▶ EXERCISE DESCRIPTION
Return all entries word for word, but drop any images.

* Start *

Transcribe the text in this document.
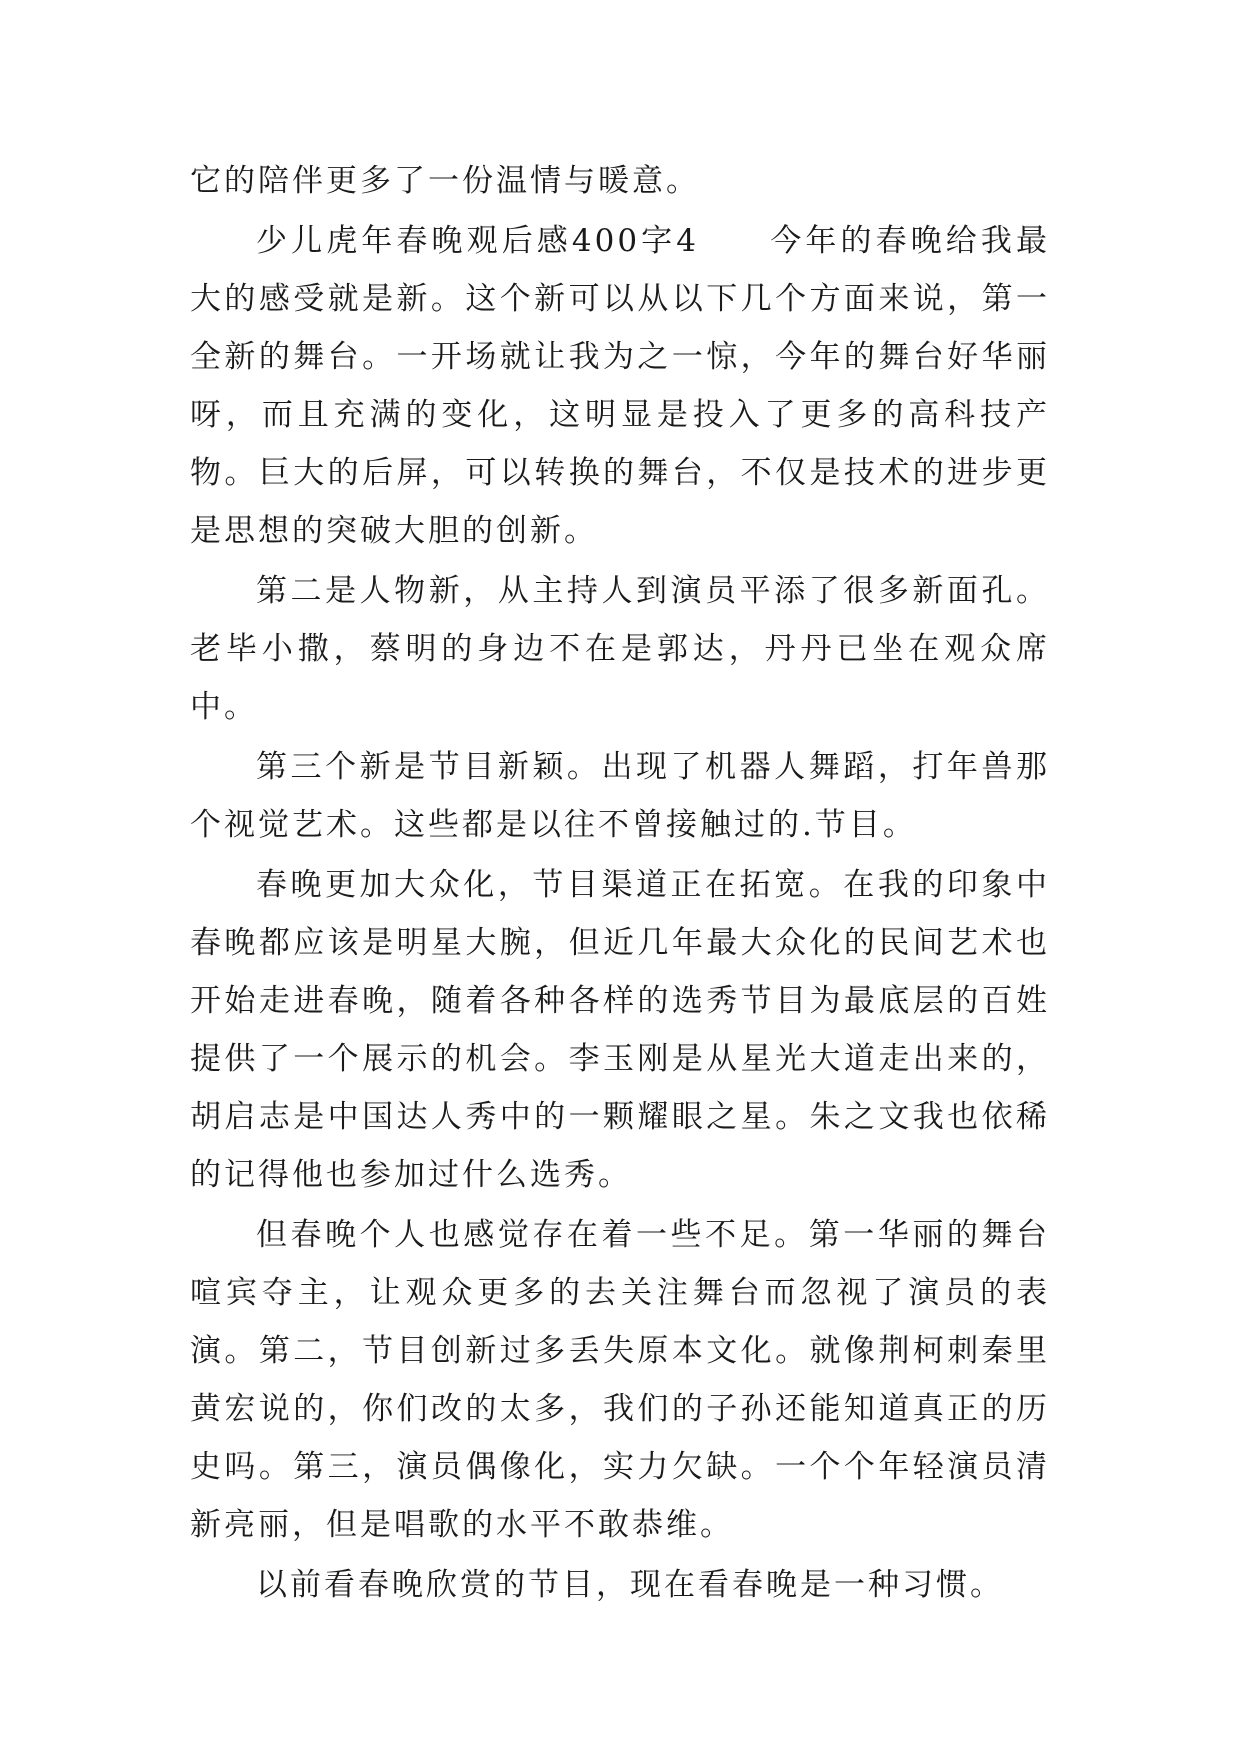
它的陪伴更多了一份温情与暖意。

少儿虎年春晚观后感400字4　　今年的春晚给我最大的感受就是新。这个新可以从以下几个方面来说，第一全新的舞台。一开场就让我为之一惊，今年的舞台好华丽呀，而且充满的变化，这明显是投入了更多的高科技产物。巨大的后屏，可以转换的舞台，不仅是技术的进步更是思想的突破大胆的创新。

第二是人物新，从主持人到演员平添了很多新面孔。老毕小撒，蔡明的身边不在是郭达，丹丹已坐在观众席中。

第三个新是节目新颖。出现了机器人舞蹈，打年兽那个视觉艺术。这些都是以往不曾接触过的.节目。

春晚更加大众化，节目渠道正在拓宽。在我的印象中春晚都应该是明星大腕，但近几年最大众化的民间艺术也开始走进春晚，随着各种各样的选秀节目为最底层的百姓提供了一个展示的机会。李玉刚是从星光大道走出来的，胡启志是中国达人秀中的一颗耀眼之星。朱之文我也依稀的记得他也参加过什么选秀。

但春晚个人也感觉存在着一些不足。第一华丽的舞台喧宾夺主，让观众更多的去关注舞台而忽视了演员的表演。第二，节目创新过多丢失原本文化。就像荆柯刺秦里黄宏说的，你们改的太多，我们的子孙还能知道真正的历史吗。第三，演员偶像化，实力欠缺。一个个年轻演员清新亮丽，但是唱歌的水平不敢恭维。

以前看春晚欣赏的节目，现在看春晚是一种习惯。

* End *

▶ FINISHED ANSWER
Transcribe the text in this document.
它的陪伴更多了一份温情与暖意。

少儿虎年春晚观后感400字4　　今年的春晚给我最大的感受就是新。这个新可以从以下几个方面来说，第一全新的舞台。一开场就让我为之一惊，今年的舞台好华丽呀，而且充满的变化，这明显是投入了更多的高科技产物。巨大的后屏，可以转换的舞台，不仅是技术的进步更是思想的突破大胆的创新。

第二是人物新，从主持人到演员平添了很多新面孔。老毕小撒，蔡明的身边不在是郭达，丹丹已坐在观众席中。

第三个新是节目新颖。出现了机器人舞蹈，打年兽那个视觉艺术。这些都是以往不曾接触过的.节目。

春晚更加大众化，节目渠道正在拓宽。在我的印象中春晚都应该是明星大腕，但近几年最大众化的民间艺术也开始走进春晚，随着各种各样的选秀节目为最底层的百姓提供了一个展示的机会。李玉刚是从星光大道走出来的，胡启志是中国达人秀中的一颗耀眼之星。朱之文我也依稀的记得他也参加过什么选秀。

但春晚个人也感觉存在着一些不足。第一华丽的舞台喧宾夺主，让观众更多的去关注舞台而忽视了演员的表演。第二，节目创新过多丢失原本文化。就像荆柯刺秦里黄宏说的，你们改的太多，我们的子孙还能知道真正的历史吗。第三，演员偶像化，实力欠缺。一个个年轻演员清新亮丽，但是唱歌的水平不敢恭维。

以前看春晚欣赏的节目，现在看春晚是一种习惯。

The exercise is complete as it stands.